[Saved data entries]
---+---
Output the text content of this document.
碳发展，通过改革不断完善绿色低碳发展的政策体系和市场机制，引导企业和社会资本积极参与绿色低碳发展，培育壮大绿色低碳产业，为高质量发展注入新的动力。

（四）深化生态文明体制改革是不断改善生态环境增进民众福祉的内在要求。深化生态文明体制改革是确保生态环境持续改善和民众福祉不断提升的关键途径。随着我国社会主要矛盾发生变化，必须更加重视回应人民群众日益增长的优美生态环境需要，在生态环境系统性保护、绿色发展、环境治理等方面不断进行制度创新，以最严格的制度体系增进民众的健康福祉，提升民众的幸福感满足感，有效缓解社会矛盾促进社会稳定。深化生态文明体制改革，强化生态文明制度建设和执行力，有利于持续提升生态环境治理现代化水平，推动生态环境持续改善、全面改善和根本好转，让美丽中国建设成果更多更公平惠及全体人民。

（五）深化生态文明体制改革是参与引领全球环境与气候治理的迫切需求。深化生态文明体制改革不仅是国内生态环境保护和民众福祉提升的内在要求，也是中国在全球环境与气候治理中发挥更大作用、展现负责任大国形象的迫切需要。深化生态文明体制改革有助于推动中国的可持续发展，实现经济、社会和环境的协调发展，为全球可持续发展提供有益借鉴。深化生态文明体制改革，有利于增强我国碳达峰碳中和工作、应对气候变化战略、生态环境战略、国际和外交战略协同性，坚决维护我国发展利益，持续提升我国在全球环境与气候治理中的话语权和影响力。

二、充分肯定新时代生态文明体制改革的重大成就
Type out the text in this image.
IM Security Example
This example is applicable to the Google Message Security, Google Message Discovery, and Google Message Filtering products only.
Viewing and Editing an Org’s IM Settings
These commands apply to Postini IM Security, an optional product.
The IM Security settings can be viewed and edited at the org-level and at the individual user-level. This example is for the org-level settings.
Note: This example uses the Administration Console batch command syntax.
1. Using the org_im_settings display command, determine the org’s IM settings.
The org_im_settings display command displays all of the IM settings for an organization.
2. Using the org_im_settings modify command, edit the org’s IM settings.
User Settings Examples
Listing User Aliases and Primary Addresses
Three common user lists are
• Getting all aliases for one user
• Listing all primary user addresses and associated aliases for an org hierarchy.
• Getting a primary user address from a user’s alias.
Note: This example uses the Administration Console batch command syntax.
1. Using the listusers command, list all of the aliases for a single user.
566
---+---
## TASK INSTRUCTIONS
Quote verbatim the line containing "Type out the text in this image." and every line after it through the end of the records above.

## RESPONSE TO THE TASK
Type out the text in this image.
IM Security Example
This example is applicable to the Google Message Security, Google Message Discovery, and Google Message Filtering products only.
Viewing and Editing an Org’s IM Settings
These commands apply to Postini IM Security, an optional product.
The IM Security settings can be viewed and edited at the org-level and at the individual user-level. This example is for the org-level settings.
Note: This example uses the Administration Console batch command syntax.
1. Using the org_im_settings display command, determine the org’s IM settings.
The org_im_settings display command displays all of the IM settings for an organization.
2. Using the org_im_settings modify command, edit the org’s IM settings.
User Settings Examples
Listing User Aliases and Primary Addresses
Three common user lists are
• Getting all aliases for one user
• Listing all primary user addresses and associated aliases for an org hierarchy.
• Getting a primary user address from a user’s alias.
Note: This example uses the Administration Console batch command syntax.
1. Using the listusers command, list all of the aliases for a single user.
566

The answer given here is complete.